[Saved data entries]
-- BEGIN --

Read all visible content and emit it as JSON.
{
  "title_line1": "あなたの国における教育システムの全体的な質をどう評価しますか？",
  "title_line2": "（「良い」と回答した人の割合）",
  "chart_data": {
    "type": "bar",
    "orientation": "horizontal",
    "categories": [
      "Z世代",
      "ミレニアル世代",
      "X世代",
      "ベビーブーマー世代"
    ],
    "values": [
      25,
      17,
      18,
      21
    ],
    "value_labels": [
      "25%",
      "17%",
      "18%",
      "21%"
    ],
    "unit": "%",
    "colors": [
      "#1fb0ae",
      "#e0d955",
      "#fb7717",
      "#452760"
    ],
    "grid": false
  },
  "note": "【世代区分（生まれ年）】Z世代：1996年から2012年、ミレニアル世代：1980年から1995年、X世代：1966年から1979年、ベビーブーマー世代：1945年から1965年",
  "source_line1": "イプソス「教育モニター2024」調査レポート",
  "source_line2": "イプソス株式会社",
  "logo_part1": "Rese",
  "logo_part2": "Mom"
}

-- END --

### WHAT IS ASKED
Copy all of the material word for word.

### RESPONSE FOR THIS EXERCISE
Read all visible content and emit it as JSON.
{
  "title_line1": "あなたの国における教育システムの全体的な質をどう評価しますか？",
  "title_line2": "（「良い」と回答した人の割合）",
  "chart_data": {
    "type": "bar",
    "orientation": "horizontal",
    "categories": [
      "Z世代",
      "ミレニアル世代",
      "X世代",
      "ベビーブーマー世代"
    ],
    "values": [
      25,
      17,
      18,
      21
    ],
    "value_labels": [
      "25%",
      "17%",
      "18%",
      "21%"
    ],
    "unit": "%",
    "colors": [
      "#1fb0ae",
      "#e0d955",
      "#fb7717",
      "#452760"
    ],
    "grid": false
  },
  "note": "【世代区分（生まれ年）】Z世代：1996年から2012年、ミレニアル世代：1980年から1995年、X世代：1966年から1979年、ベビーブーマー世代：1945年から1965年",
  "source_line1": "イプソス「教育モニター2024」調査レポート",
  "source_line2": "イプソス株式会社",
  "logo_part1": "Rese",
  "logo_part2": "Mom"
}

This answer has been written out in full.